Task to carry out: Reproduce the records from the first line through the line with "toc-entry-page: 3 (1503, 341, 1515, 360)", switching "components" to "elements" and leaving everything else unchanged. Output only those lines.

Material provided:
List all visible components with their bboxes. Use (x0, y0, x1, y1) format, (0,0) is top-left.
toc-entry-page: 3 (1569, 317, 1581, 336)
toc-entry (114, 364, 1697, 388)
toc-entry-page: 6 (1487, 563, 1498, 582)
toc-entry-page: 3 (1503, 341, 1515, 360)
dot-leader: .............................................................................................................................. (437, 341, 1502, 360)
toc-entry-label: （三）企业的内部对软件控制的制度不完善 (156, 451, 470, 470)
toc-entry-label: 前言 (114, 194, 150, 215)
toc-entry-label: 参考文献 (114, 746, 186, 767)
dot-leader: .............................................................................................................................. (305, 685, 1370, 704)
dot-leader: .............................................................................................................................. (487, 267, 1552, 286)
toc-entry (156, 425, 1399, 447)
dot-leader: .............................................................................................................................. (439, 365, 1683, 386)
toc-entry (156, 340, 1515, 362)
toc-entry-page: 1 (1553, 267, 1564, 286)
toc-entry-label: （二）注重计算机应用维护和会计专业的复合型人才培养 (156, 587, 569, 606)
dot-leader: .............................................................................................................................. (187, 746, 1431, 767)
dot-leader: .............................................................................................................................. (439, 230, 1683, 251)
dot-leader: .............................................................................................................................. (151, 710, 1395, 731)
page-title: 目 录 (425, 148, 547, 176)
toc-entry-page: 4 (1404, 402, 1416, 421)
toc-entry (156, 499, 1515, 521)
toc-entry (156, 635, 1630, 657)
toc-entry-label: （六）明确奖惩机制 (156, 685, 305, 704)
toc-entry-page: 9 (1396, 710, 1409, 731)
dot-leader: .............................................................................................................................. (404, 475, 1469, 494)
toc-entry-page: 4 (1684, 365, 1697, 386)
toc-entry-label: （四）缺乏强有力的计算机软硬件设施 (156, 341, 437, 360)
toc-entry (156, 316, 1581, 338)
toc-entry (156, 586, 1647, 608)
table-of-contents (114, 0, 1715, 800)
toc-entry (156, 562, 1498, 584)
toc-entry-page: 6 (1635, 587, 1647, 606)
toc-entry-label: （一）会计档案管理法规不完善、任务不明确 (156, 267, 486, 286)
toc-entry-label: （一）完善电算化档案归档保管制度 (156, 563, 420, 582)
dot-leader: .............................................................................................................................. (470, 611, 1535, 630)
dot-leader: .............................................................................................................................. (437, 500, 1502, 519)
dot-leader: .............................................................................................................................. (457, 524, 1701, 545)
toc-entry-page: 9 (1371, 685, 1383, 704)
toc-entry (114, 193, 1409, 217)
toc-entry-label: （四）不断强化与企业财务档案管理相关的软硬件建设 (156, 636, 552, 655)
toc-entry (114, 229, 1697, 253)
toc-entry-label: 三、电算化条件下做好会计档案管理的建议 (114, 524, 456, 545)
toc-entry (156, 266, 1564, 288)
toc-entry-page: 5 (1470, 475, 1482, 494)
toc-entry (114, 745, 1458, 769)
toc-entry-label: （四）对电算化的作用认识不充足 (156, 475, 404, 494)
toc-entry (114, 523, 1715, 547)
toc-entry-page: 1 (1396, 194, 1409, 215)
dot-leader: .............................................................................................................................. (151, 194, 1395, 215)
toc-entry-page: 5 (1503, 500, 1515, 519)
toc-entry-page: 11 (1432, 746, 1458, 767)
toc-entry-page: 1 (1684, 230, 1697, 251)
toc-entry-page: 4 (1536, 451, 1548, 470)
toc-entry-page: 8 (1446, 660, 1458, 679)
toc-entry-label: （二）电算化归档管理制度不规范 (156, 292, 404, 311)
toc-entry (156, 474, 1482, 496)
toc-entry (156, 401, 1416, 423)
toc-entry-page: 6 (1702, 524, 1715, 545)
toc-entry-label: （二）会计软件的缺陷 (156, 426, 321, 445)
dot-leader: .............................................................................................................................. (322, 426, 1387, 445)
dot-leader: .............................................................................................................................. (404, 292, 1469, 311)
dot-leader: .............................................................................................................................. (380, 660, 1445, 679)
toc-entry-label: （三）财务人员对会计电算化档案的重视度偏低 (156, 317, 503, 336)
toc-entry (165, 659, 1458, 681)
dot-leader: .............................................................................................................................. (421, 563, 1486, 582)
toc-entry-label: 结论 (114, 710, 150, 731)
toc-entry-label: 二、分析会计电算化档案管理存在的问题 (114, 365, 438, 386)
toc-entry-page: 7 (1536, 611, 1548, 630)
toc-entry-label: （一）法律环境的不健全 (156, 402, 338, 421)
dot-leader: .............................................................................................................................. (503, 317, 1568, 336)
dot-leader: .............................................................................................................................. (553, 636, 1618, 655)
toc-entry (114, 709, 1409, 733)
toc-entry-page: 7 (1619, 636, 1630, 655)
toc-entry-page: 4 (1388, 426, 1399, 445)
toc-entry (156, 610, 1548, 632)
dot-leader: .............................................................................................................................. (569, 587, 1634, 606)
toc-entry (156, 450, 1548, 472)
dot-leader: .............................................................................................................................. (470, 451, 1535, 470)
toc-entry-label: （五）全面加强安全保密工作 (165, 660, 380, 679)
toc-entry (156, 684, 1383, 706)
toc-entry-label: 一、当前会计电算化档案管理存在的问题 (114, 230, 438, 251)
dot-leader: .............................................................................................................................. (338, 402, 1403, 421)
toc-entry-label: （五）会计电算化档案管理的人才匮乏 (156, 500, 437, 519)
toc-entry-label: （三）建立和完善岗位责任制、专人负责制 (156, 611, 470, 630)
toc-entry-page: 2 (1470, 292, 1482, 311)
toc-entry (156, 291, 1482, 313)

Expected answer:
List all visible elements with their bboxes. Use (x0, y0, x1, y1) format, (0,0) is top-left.
toc-entry-page: 3 (1569, 317, 1581, 336)
toc-entry (114, 364, 1697, 388)
toc-entry-page: 6 (1487, 563, 1498, 582)
toc-entry-page: 3 (1503, 341, 1515, 360)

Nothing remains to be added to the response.